◆ CHALLENGE: Every line that holds "values" should be shown.

◆ RECORDS FOR THE TASK:
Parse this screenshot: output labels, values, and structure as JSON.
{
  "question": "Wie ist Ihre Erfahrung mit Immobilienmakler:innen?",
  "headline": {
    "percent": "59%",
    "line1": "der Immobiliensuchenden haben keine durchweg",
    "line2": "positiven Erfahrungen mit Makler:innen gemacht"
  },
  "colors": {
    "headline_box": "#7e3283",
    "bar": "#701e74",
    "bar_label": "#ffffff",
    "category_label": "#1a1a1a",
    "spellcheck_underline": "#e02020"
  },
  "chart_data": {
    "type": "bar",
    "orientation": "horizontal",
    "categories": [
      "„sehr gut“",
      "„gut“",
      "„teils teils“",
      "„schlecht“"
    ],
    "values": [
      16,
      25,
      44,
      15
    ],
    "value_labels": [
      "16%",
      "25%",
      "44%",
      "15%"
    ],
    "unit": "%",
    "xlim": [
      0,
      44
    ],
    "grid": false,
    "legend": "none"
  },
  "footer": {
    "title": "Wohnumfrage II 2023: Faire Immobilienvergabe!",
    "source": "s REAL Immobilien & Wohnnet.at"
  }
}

◆ FINISHED ANSWER:
Parse this screenshot: output labels, values, and structure as JSON.
    "values": [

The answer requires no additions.